Direction —
From the listing below, pull out every line where the string "Wensch" appears.

Data records
_ _ _
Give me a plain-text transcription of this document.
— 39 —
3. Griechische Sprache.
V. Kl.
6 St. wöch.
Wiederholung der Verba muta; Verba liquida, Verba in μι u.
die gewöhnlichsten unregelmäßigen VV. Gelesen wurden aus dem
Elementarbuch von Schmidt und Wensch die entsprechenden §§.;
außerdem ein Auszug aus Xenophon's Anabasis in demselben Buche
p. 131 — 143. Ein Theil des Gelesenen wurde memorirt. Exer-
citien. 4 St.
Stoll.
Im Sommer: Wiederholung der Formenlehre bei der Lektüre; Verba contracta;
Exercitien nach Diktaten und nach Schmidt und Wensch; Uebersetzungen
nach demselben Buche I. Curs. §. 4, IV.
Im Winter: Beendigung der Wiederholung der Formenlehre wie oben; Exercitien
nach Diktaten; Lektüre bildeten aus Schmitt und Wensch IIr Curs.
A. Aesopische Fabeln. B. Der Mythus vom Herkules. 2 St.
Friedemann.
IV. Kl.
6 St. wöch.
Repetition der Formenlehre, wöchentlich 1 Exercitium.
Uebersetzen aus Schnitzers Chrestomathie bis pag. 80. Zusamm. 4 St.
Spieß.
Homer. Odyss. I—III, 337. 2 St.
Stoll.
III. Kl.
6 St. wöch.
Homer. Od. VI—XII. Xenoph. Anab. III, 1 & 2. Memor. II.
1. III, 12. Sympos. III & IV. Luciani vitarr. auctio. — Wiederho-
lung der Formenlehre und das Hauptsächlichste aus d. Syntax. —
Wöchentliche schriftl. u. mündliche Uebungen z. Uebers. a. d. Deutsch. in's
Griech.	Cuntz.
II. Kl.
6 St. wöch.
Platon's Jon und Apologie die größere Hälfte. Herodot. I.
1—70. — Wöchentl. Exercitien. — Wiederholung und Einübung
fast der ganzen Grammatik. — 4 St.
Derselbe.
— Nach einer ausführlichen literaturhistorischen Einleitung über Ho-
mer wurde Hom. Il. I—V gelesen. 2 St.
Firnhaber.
_ _ _
The response —
Elementarbuch von Schmidt und Wensch die entsprechenden §§.;
Exercitien nach Diktaten und nach Schmidt und Wensch; Uebersetzungen
nach Diktaten; Lektüre bildeten aus Schmitt und Wensch IIr Curs.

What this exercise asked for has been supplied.